>>

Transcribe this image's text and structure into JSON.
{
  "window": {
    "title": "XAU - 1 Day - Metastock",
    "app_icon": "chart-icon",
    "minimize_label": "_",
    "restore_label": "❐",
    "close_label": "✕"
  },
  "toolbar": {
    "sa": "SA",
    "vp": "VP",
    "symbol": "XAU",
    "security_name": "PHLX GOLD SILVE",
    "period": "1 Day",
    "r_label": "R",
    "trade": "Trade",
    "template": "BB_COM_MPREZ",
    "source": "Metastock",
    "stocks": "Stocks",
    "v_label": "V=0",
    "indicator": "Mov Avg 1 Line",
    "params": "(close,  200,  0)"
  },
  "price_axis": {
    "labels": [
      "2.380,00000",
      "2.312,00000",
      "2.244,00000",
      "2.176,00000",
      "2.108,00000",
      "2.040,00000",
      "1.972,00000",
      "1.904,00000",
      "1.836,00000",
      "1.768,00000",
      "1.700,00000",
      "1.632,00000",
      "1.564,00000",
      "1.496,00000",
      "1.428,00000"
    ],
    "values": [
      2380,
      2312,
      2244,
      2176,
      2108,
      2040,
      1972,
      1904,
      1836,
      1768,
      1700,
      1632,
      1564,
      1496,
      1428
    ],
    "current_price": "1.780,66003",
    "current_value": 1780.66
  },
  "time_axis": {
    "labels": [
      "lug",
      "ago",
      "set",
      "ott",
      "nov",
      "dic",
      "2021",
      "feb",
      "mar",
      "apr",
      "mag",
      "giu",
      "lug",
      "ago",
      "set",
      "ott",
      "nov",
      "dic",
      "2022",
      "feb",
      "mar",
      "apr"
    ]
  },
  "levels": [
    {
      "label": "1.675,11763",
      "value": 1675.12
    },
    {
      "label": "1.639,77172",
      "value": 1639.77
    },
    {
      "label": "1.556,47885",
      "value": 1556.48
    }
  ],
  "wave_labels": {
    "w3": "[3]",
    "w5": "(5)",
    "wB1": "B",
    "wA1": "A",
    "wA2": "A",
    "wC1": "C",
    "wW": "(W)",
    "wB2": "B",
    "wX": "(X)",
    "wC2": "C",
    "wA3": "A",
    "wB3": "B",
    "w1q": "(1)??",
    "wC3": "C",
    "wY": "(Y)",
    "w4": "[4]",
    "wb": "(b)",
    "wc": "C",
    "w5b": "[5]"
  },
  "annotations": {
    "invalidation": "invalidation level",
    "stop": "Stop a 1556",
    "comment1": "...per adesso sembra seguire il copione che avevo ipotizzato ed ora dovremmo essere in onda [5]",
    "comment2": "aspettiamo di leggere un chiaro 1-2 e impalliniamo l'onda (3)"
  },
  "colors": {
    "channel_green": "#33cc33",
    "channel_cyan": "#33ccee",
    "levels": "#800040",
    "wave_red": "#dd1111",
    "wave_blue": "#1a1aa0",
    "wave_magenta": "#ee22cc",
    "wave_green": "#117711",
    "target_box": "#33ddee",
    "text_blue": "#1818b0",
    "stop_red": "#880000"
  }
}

<<

▶ _WORK TO DO_
Set all of the records down again, exactly as they stand.

▶ _TASK OUTPUT_
Transcribe this image's text and structure into JSON.
{
  "window": {
    "title": "XAU - 1 Day - Metastock",
    "app_icon": "chart-icon",
    "minimize_label": "_",
    "restore_label": "❐",
    "close_label": "✕"
  },
  "toolbar": {
    "sa": "SA",
    "vp": "VP",
    "symbol": "XAU",
    "security_name": "PHLX GOLD SILVE",
    "period": "1 Day",
    "r_label": "R",
    "trade": "Trade",
    "template": "BB_COM_MPREZ",
    "source": "Metastock",
    "stocks": "Stocks",
    "v_label": "V=0",
    "indicator": "Mov Avg 1 Line",
    "params": "(close,  200,  0)"
  },
  "price_axis": {
    "labels": [
      "2.380,00000",
      "2.312,00000",
      "2.244,00000",
      "2.176,00000",
      "2.108,00000",
      "2.040,00000",
      "1.972,00000",
      "1.904,00000",
      "1.836,00000",
      "1.768,00000",
      "1.700,00000",
      "1.632,00000",
      "1.564,00000",
      "1.496,00000",
      "1.428,00000"
    ],
    "values": [
      2380,
      2312,
      2244,
      2176,
      2108,
      2040,
      1972,
      1904,
      1836,
      1768,
      1700,
      1632,
      1564,
      1496,
      1428
    ],
    "current_price": "1.780,66003",
    "current_value": 1780.66
  },
  "time_axis": {
    "labels": [
      "lug",
      "ago",
      "set",
      "ott",
      "nov",
      "dic",
      "2021",
      "feb",
      "mar",
      "apr",
      "mag",
      "giu",
      "lug",
      "ago",
      "set",
      "ott",
      "nov",
      "dic",
      "2022",
      "feb",
      "mar",
      "apr"
    ]
  },
  "levels": [
    {
      "label": "1.675,11763",
      "value": 1675.12
    },
    {
      "label": "1.639,77172",
      "value": 1639.77
    },
    {
      "label": "1.556,47885",
      "value": 1556.48
    }
  ],
  "wave_labels": {
    "w3": "[3]",
    "w5": "(5)",
    "wB1": "B",
    "wA1": "A",
    "wA2": "A",
    "wC1": "C",
    "wW": "(W)",
    "wB2": "B",
    "wX": "(X)",
    "wC2": "C",
    "wA3": "A",
    "wB3": "B",
    "w1q": "(1)??",
    "wC3": "C",
    "wY": "(Y)",
    "w4": "[4]",
    "wb": "(b)",
    "wc": "C",
    "w5b": "[5]"
  },
  "annotations": {
    "invalidation": "invalidation level",
    "stop": "Stop a 1556",
    "comment1": "...per adesso sembra seguire il copione che avevo ipotizzato ed ora dovremmo essere in onda [5]",
    "comment2": "aspettiamo di leggere un chiaro 1-2 e impalliniamo l'onda (3)"
  },
  "colors": {
    "channel_green": "#33cc33",
    "channel_cyan": "#33ccee",
    "levels": "#800040",
    "wave_red": "#dd1111",
    "wave_blue": "#1a1aa0",
    "wave_magenta": "#ee22cc",
    "wave_green": "#117711",
    "target_box": "#33ddee",
    "text_blue": "#1818b0",
    "stop_red": "#880000"
  }
}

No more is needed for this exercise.